▶ [What to produce]:
Exactly reproduce the lines that follow.

————————

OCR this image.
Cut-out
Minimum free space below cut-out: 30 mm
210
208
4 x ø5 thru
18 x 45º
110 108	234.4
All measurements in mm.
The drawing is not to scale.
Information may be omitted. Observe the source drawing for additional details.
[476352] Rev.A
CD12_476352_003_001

————————

▶ [Answer to the exercise]:
OCR this image.
Cut-out
Minimum free space below cut-out: 30 mm
210
208
4 x ø5 thru
18 x 45º
110 108	234.4
All measurements in mm.
The drawing is not to scale.
Information may be omitted. Observe the source drawing for additional details.
[476352] Rev.A
CD12_476352_003_001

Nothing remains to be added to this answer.